### Instructions to follow
Examine the entries and show every line in which the word "Qwen" is found.

### Records for the task
[start]
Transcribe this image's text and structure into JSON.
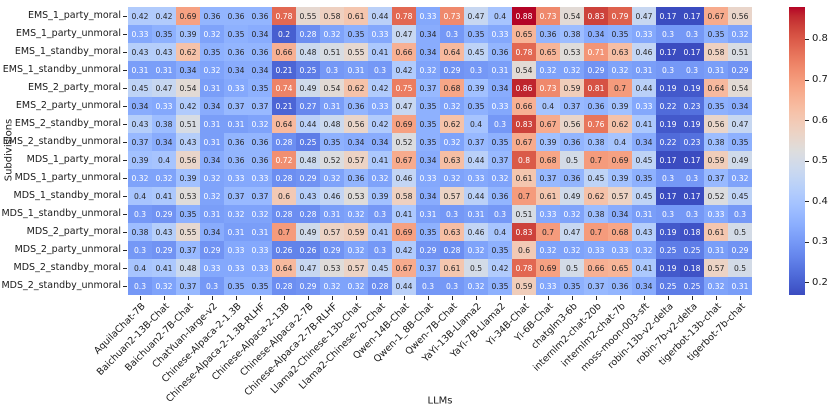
{
  "chart_data": {
    "type": "heatmap",
    "title": "",
    "xlabel": "LLMs",
    "ylabel": "Subdivisions",
    "colormap": "coolwarm",
    "vmin": 0.17,
    "vmax": 0.88,
    "legend_position": "right-colorbar",
    "colorbar_ticks": [
      0.2,
      0.3,
      0.4,
      0.5,
      0.6,
      0.7,
      0.8
    ],
    "rows": [
      "EMS_1_party_moral",
      "EMS_1_party_unmoral",
      "EMS_1_standby_moral",
      "EMS_1_standby_unmoral",
      "EMS_2_party_moral",
      "EMS_2_party_unmoral",
      "EMS_2_standby_moral",
      "EMS_2_standby_unmoral",
      "MDS_1_party_moral",
      "MDS_1_party_unmoral",
      "MDS_1_standby_moral",
      "MDS_1_standby_unmoral",
      "MDS_2_party_moral",
      "MDS_2_party_unmoral",
      "MDS_2_standby_moral",
      "MDS_2_standby_unmoral"
    ],
    "columns": [
      "AquilaChat-7B",
      "Baichuan2-13B-Chat",
      "Baichuan2-7B-Chat",
      "ChatYuan-large-v2",
      "Chinese-Alpaca-2-1.3B",
      "Chinese-Alpaca-2-1.3B-RLHF",
      "Chinese-Alpaca-2-13B",
      "Chinese-Alpaca-2-7B",
      "Chinese-Alpaca-2-7B-RLHF",
      "Llama2-Chinese-13b-Chat",
      "Llama2-Chinese-7b-Chat",
      "Qwen-14B-Chat",
      "Qwen-1_8B-Chat",
      "Qwen-7B-Chat",
      "YaYi-13B-Llama2",
      "YaYi-7B-Llama2",
      "Yi-34B-Chat",
      "Yi-6B-Chat",
      "chatglm3-6b",
      "internlm2-chat-20b",
      "internlm2-chat-7b",
      "moss-moon-003-sft",
      "robin-13b-v2-delta",
      "robin-7b-v2-delta",
      "tigerbot-13b-chat",
      "tigerbot-7b-chat"
    ],
    "values": [
      [
        0.42,
        0.42,
        0.69,
        0.36,
        0.36,
        0.36,
        0.78,
        0.55,
        0.58,
        0.61,
        0.44,
        0.78,
        0.33,
        0.73,
        0.47,
        0.4,
        0.88,
        0.73,
        0.54,
        0.83,
        0.79,
        0.47,
        0.17,
        0.17,
        0.67,
        0.56
      ],
      [
        0.33,
        0.35,
        0.39,
        0.32,
        0.35,
        0.34,
        0.2,
        0.28,
        0.32,
        0.35,
        0.33,
        0.47,
        0.34,
        0.3,
        0.35,
        0.33,
        0.65,
        0.36,
        0.38,
        0.34,
        0.35,
        0.33,
        0.3,
        0.3,
        0.35,
        0.32
      ],
      [
        0.43,
        0.43,
        0.62,
        0.35,
        0.36,
        0.36,
        0.66,
        0.48,
        0.51,
        0.55,
        0.41,
        0.66,
        0.34,
        0.64,
        0.45,
        0.36,
        0.78,
        0.65,
        0.53,
        0.71,
        0.63,
        0.46,
        0.17,
        0.17,
        0.58,
        0.51
      ],
      [
        0.31,
        0.31,
        0.34,
        0.32,
        0.34,
        0.34,
        0.21,
        0.25,
        0.3,
        0.31,
        0.3,
        0.42,
        0.32,
        0.29,
        0.3,
        0.31,
        0.54,
        0.32,
        0.32,
        0.29,
        0.32,
        0.31,
        0.3,
        0.3,
        0.31,
        0.29
      ],
      [
        0.45,
        0.47,
        0.54,
        0.31,
        0.33,
        0.35,
        0.74,
        0.49,
        0.54,
        0.62,
        0.42,
        0.75,
        0.37,
        0.68,
        0.39,
        0.34,
        0.86,
        0.73,
        0.59,
        0.81,
        0.7,
        0.44,
        0.19,
        0.19,
        0.64,
        0.54
      ],
      [
        0.34,
        0.33,
        0.42,
        0.34,
        0.37,
        0.37,
        0.21,
        0.27,
        0.31,
        0.36,
        0.33,
        0.47,
        0.35,
        0.32,
        0.35,
        0.33,
        0.66,
        0.4,
        0.37,
        0.36,
        0.39,
        0.33,
        0.22,
        0.23,
        0.35,
        0.34
      ],
      [
        0.43,
        0.38,
        0.51,
        0.31,
        0.31,
        0.32,
        0.64,
        0.44,
        0.48,
        0.56,
        0.42,
        0.69,
        0.35,
        0.62,
        0.4,
        0.3,
        0.83,
        0.67,
        0.56,
        0.76,
        0.62,
        0.41,
        0.19,
        0.19,
        0.56,
        0.47
      ],
      [
        0.37,
        0.34,
        0.43,
        0.31,
        0.36,
        0.36,
        0.28,
        0.25,
        0.35,
        0.34,
        0.34,
        0.52,
        0.35,
        0.32,
        0.37,
        0.35,
        0.67,
        0.39,
        0.36,
        0.38,
        0.4,
        0.34,
        0.22,
        0.23,
        0.38,
        0.35
      ],
      [
        0.39,
        0.4,
        0.56,
        0.34,
        0.36,
        0.36,
        0.72,
        0.48,
        0.52,
        0.57,
        0.41,
        0.67,
        0.34,
        0.63,
        0.44,
        0.37,
        0.8,
        0.68,
        0.5,
        0.7,
        0.69,
        0.45,
        0.17,
        0.17,
        0.59,
        0.49
      ],
      [
        0.32,
        0.32,
        0.39,
        0.32,
        0.33,
        0.33,
        0.28,
        0.29,
        0.32,
        0.36,
        0.32,
        0.46,
        0.33,
        0.32,
        0.33,
        0.32,
        0.61,
        0.37,
        0.36,
        0.45,
        0.39,
        0.35,
        0.3,
        0.3,
        0.37,
        0.32
      ],
      [
        0.4,
        0.41,
        0.53,
        0.32,
        0.37,
        0.37,
        0.6,
        0.43,
        0.46,
        0.53,
        0.39,
        0.58,
        0.34,
        0.57,
        0.44,
        0.36,
        0.7,
        0.61,
        0.49,
        0.62,
        0.57,
        0.45,
        0.17,
        0.17,
        0.52,
        0.45
      ],
      [
        0.3,
        0.29,
        0.35,
        0.31,
        0.32,
        0.32,
        0.28,
        0.28,
        0.31,
        0.32,
        0.3,
        0.41,
        0.31,
        0.3,
        0.31,
        0.3,
        0.51,
        0.33,
        0.32,
        0.38,
        0.34,
        0.31,
        0.3,
        0.3,
        0.33,
        0.3
      ],
      [
        0.38,
        0.43,
        0.55,
        0.34,
        0.31,
        0.31,
        0.7,
        0.49,
        0.57,
        0.59,
        0.41,
        0.69,
        0.35,
        0.63,
        0.46,
        0.4,
        0.83,
        0.7,
        0.47,
        0.7,
        0.68,
        0.43,
        0.19,
        0.18,
        0.61,
        0.5
      ],
      [
        0.3,
        0.29,
        0.37,
        0.29,
        0.33,
        0.33,
        0.26,
        0.26,
        0.29,
        0.32,
        0.3,
        0.42,
        0.29,
        0.28,
        0.32,
        0.35,
        0.6,
        0.32,
        0.32,
        0.33,
        0.33,
        0.32,
        0.25,
        0.25,
        0.31,
        0.29
      ],
      [
        0.4,
        0.41,
        0.48,
        0.33,
        0.33,
        0.33,
        0.64,
        0.47,
        0.53,
        0.57,
        0.45,
        0.67,
        0.37,
        0.61,
        0.5,
        0.42,
        0.78,
        0.69,
        0.5,
        0.66,
        0.65,
        0.41,
        0.19,
        0.18,
        0.57,
        0.5
      ],
      [
        0.3,
        0.32,
        0.37,
        0.3,
        0.35,
        0.35,
        0.28,
        0.29,
        0.32,
        0.32,
        0.28,
        0.44,
        0.3,
        0.3,
        0.32,
        0.35,
        0.59,
        0.33,
        0.35,
        0.37,
        0.36,
        0.34,
        0.25,
        0.25,
        0.32,
        0.31
      ]
    ],
    "annotation_text_rule": {
      "white_if_value_lte": 0.33,
      "white_if_value_gte": 0.71,
      "dark_color": "#262626",
      "white_color": "#ffffff"
    },
    "accent_colors": {
      "cool_end": "#3b4cc0",
      "mid": "#dddddd",
      "warm_end": "#b40426"
    }
  }
}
[end]
### Finished answer
      "Qwen-14B-Chat",
      "Qwen-1_8B-Chat",
      "Qwen-7B-Chat",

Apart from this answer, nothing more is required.